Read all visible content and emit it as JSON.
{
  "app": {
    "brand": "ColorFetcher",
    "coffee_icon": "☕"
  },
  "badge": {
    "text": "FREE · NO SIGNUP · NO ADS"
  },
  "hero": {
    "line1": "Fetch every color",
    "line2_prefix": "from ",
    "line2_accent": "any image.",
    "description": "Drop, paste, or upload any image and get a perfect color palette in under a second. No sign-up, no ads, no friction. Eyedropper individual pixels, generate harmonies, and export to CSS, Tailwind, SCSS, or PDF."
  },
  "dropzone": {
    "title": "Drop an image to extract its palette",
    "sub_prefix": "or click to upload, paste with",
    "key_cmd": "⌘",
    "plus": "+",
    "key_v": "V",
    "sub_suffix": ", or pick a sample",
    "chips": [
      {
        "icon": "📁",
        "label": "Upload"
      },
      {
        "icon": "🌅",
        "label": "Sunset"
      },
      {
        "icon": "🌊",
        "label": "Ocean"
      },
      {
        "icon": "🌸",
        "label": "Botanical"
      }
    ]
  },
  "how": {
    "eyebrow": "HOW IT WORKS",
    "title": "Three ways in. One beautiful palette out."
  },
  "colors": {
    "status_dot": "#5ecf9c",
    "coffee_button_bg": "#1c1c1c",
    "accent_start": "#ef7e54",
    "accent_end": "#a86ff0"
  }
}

###

_Your goal_.
Report each line of the material above where the word "image" appears.

_Finished task_.
    "line2_accent": "any image.",
    "description": "Drop, paste, or upload any image and get a perfect color palette in under a second. No sign-up, no ads, no friction. Eyedropper individual pixels, generate harmonies, and export to CSS, Tailwind, SCSS, or PDF."
    "title": "Drop an image to extract its palette",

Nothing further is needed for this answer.